**SHORT TASK:** Edit the data from the start through the line containing "y-tick-label: 0.16 [46, 117, 70, 131]", changing every "pion-label" to "pion-marker" and keeping all else the same.

— begin EXTRACTED MATERIAL —

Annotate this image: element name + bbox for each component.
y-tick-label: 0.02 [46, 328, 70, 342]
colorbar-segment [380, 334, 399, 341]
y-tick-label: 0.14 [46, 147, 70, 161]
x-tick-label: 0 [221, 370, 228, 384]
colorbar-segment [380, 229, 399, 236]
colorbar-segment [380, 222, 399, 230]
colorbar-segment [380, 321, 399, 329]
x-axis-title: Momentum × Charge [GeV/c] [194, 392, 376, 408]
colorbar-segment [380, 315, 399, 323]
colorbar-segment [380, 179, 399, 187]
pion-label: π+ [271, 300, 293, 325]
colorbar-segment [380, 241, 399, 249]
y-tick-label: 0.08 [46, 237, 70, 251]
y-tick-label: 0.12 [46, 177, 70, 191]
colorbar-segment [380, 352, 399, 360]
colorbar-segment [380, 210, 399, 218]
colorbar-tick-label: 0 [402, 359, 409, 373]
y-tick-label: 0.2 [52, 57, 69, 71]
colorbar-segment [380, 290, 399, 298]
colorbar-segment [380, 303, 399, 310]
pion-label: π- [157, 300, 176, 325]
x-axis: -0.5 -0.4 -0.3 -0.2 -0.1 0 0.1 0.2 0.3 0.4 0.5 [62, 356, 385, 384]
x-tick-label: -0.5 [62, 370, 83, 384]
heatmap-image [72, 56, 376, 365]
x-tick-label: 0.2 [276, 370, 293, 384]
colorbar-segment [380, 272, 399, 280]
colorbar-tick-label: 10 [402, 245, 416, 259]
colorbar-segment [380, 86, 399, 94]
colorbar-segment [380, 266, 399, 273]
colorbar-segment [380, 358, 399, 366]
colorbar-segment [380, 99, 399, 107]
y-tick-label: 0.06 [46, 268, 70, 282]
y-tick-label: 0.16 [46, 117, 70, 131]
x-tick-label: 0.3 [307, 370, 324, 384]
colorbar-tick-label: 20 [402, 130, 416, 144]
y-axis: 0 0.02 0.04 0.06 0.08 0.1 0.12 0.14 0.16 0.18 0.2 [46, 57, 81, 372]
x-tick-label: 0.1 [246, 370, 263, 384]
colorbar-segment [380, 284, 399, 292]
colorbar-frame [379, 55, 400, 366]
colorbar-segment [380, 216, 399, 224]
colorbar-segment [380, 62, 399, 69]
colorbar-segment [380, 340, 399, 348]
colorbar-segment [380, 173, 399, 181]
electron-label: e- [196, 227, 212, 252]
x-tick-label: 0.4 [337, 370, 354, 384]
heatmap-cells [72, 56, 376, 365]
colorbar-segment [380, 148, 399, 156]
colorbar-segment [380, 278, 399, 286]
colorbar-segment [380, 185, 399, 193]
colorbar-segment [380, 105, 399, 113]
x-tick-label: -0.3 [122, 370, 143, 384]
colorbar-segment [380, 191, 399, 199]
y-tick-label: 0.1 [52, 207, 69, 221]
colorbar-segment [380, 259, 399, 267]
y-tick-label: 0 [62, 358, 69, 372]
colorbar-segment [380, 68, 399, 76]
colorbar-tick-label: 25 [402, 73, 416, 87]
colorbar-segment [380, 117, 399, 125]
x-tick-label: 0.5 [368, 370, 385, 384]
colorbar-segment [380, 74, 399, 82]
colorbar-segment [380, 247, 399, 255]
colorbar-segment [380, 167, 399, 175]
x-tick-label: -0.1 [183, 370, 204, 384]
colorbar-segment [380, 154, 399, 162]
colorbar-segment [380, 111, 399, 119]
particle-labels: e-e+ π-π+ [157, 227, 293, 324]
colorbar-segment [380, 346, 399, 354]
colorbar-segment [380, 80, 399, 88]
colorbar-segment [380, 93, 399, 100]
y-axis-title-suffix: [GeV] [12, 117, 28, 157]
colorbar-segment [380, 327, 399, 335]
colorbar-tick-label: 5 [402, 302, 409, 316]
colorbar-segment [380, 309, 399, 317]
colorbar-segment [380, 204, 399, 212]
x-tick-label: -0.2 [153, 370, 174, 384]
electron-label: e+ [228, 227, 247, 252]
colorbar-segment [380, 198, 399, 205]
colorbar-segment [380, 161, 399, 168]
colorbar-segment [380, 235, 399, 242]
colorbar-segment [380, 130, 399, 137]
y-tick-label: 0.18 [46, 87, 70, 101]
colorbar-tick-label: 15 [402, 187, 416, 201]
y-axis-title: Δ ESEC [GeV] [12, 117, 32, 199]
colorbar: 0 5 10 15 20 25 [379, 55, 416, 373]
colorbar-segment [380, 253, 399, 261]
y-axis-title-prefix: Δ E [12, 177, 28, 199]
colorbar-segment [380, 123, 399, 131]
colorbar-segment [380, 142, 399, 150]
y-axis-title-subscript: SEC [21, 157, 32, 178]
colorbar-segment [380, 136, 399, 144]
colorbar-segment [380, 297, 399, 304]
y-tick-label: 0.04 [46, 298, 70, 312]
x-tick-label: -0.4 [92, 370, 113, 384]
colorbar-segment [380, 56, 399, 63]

— end EXTRACTED MATERIAL —

**WRITTEN RESPONSE:**
Annotate this image: element name + bbox for each component.
y-tick-label: 0.02 [46, 328, 70, 342]
colorbar-segment [380, 334, 399, 341]
y-tick-label: 0.14 [46, 147, 70, 161]
x-tick-label: 0 [221, 370, 228, 384]
colorbar-segment [380, 229, 399, 236]
colorbar-segment [380, 222, 399, 230]
colorbar-segment [380, 321, 399, 329]
x-axis-title: Momentum × Charge [GeV/c] [194, 392, 376, 408]
colorbar-segment [380, 315, 399, 323]
colorbar-segment [380, 179, 399, 187]
pion-marker: π+ [271, 300, 293, 325]
colorbar-segment [380, 241, 399, 249]
y-tick-label: 0.08 [46, 237, 70, 251]
y-tick-label: 0.12 [46, 177, 70, 191]
colorbar-segment [380, 352, 399, 360]
colorbar-segment [380, 210, 399, 218]
colorbar-tick-label: 0 [402, 359, 409, 373]
y-tick-label: 0.2 [52, 57, 69, 71]
colorbar-segment [380, 290, 399, 298]
colorbar-segment [380, 303, 399, 310]
pion-marker: π- [157, 300, 176, 325]
x-axis: -0.5 -0.4 -0.3 -0.2 -0.1 0 0.1 0.2 0.3 0.4 0.5 [62, 356, 385, 384]
x-tick-label: -0.5 [62, 370, 83, 384]
heatmap-image [72, 56, 376, 365]
x-tick-label: 0.2 [276, 370, 293, 384]
colorbar-segment [380, 272, 399, 280]
colorbar-tick-label: 10 [402, 245, 416, 259]
colorbar-segment [380, 86, 399, 94]
colorbar-segment [380, 266, 399, 273]
colorbar-segment [380, 358, 399, 366]
colorbar-segment [380, 99, 399, 107]
y-tick-label: 0.06 [46, 268, 70, 282]
y-tick-label: 0.16 [46, 117, 70, 131]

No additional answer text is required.